- **What you have to do**
Extract each line containing the string "FlashBack".

---------- Records supplied ----------

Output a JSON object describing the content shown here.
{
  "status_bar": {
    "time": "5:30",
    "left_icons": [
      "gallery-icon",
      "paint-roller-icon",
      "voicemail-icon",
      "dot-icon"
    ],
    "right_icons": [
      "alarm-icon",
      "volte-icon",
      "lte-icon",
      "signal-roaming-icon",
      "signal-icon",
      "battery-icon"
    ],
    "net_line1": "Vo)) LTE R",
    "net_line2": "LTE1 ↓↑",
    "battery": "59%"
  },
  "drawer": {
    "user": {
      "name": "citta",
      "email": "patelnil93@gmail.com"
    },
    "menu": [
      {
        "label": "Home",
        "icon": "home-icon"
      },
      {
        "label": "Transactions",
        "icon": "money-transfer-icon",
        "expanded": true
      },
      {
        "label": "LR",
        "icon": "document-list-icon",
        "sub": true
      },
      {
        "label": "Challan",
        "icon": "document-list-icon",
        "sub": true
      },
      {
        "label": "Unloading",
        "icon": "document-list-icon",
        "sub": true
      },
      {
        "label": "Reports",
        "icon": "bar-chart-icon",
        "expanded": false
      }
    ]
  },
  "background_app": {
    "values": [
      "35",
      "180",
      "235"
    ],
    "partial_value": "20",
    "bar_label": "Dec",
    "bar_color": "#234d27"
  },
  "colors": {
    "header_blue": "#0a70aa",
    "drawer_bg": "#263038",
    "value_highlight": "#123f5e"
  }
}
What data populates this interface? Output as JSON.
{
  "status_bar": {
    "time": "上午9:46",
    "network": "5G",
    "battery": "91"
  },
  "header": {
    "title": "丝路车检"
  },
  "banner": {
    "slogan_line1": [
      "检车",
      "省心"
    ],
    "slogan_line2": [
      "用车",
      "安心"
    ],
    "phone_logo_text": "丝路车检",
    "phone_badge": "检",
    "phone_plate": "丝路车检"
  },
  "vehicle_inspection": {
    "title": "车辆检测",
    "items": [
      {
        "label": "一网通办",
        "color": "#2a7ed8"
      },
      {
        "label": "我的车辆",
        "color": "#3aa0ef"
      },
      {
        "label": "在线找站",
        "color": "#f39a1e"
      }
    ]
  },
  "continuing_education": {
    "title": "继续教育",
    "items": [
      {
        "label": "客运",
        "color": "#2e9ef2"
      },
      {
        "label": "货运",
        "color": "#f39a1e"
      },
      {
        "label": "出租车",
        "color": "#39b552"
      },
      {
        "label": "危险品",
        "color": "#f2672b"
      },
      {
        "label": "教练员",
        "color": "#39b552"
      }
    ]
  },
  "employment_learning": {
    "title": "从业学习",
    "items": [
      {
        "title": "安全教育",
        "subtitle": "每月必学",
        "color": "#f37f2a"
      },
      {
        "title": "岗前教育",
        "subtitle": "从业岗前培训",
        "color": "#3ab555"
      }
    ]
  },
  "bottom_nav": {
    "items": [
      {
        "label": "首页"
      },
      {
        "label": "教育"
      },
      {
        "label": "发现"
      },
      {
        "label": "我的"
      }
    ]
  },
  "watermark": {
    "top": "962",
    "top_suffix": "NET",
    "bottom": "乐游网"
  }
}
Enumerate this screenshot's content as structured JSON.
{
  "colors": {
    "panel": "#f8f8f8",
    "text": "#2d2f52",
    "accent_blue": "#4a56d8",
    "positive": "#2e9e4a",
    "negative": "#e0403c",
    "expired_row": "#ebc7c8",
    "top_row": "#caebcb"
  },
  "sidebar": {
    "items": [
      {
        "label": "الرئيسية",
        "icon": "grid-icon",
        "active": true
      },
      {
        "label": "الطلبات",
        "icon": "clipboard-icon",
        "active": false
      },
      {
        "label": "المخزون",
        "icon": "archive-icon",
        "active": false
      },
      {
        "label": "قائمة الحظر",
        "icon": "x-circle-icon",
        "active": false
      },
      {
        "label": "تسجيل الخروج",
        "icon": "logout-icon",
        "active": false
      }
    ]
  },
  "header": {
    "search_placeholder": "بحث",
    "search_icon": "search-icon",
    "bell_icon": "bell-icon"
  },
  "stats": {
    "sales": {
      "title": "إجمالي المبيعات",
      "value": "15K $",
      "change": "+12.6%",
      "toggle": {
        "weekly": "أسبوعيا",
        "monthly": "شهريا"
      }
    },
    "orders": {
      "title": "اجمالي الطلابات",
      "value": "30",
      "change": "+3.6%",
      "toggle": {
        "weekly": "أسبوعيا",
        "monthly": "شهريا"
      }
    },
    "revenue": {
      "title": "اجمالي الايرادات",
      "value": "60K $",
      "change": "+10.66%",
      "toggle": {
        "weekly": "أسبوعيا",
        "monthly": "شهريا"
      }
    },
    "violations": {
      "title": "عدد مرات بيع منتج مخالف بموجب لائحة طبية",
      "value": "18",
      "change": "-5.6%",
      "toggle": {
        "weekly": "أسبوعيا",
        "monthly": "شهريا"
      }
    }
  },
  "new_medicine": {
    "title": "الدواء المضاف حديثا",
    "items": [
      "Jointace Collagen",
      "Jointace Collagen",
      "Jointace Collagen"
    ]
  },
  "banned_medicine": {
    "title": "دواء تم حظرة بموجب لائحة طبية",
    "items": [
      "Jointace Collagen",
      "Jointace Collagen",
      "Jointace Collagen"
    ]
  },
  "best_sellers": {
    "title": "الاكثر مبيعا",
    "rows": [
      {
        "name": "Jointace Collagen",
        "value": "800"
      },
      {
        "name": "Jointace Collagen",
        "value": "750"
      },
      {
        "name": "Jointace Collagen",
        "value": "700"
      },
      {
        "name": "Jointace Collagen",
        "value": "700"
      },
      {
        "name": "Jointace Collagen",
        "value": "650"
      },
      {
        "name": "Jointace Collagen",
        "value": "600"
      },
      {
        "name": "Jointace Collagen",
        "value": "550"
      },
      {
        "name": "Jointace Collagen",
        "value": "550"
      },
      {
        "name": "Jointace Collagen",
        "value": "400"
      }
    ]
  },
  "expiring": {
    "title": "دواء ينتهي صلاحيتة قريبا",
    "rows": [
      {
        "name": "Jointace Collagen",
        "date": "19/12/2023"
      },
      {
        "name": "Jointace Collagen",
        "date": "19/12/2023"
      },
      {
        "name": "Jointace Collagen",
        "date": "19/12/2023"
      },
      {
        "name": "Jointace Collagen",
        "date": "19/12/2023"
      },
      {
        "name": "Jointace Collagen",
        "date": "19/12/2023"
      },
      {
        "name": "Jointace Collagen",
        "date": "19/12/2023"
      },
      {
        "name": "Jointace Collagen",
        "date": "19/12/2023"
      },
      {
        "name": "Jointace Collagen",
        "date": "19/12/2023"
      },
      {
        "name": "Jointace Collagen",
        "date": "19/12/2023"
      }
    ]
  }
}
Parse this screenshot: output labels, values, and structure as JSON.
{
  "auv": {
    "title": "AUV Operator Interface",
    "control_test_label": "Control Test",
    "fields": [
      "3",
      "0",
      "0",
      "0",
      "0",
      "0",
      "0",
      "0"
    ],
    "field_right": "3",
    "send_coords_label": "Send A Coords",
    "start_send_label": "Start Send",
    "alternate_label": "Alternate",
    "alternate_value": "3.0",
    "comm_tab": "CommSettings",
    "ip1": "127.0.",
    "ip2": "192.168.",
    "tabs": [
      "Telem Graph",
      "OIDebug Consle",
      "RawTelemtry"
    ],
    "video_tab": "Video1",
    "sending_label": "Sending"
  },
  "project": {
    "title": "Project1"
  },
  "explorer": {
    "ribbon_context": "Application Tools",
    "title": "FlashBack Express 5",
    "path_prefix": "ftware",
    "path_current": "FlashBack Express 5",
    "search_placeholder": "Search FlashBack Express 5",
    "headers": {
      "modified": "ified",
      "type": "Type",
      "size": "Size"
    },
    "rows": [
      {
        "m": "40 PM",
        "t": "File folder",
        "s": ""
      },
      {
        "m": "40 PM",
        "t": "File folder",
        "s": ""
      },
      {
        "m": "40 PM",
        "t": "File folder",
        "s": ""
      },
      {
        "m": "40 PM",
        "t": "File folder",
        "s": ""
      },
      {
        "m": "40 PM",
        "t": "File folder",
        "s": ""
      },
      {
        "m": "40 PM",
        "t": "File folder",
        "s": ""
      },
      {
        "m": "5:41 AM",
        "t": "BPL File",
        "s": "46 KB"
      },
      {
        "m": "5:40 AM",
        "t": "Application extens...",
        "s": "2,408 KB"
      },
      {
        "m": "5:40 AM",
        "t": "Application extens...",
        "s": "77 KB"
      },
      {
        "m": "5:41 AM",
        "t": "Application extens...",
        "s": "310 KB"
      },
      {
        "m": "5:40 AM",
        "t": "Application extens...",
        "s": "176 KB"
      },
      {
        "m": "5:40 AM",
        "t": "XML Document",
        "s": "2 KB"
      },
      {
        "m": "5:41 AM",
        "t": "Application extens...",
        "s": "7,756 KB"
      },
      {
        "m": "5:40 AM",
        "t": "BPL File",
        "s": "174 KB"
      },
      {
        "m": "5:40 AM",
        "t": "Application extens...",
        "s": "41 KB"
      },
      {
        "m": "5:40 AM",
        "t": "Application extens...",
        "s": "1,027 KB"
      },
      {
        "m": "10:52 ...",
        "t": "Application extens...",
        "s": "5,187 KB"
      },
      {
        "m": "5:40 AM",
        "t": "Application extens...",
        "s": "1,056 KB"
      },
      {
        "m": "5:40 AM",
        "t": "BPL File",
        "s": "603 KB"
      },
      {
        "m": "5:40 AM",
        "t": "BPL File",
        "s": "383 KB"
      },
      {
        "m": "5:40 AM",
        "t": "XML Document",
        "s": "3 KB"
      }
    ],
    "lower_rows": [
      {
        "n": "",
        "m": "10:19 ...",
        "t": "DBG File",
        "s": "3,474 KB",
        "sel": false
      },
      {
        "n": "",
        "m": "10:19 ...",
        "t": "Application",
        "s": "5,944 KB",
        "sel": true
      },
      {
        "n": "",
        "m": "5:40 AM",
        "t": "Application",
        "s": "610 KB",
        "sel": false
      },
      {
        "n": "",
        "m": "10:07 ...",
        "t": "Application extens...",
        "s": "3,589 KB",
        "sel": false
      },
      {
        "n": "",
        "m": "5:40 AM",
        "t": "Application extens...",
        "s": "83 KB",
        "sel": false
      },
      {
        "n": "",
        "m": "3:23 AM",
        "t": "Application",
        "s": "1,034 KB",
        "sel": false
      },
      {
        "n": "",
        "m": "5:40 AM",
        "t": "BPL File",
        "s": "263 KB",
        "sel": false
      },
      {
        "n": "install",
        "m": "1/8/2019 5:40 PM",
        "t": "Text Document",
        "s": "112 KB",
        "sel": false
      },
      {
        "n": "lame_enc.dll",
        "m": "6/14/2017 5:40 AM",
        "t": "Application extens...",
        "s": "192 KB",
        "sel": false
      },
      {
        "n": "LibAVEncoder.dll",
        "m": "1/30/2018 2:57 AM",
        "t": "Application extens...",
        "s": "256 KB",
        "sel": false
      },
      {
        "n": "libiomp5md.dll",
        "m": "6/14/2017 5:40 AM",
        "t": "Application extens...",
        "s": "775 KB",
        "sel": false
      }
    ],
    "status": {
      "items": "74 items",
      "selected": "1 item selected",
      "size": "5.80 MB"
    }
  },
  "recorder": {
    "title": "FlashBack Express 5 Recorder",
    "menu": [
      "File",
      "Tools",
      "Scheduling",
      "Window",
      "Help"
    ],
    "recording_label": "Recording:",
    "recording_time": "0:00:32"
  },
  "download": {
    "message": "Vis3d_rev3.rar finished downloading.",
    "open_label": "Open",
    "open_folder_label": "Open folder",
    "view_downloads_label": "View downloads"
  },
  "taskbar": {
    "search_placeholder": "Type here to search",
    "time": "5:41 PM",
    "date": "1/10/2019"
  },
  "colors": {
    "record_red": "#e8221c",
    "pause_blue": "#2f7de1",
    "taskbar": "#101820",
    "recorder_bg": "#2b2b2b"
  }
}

----------

- **Finished task**
    "title": "FlashBack Express 5",
    "path_current": "FlashBack Express 5",
    "search_placeholder": "Search FlashBack Express 5",
    "title": "FlashBack Express 5 Recorder",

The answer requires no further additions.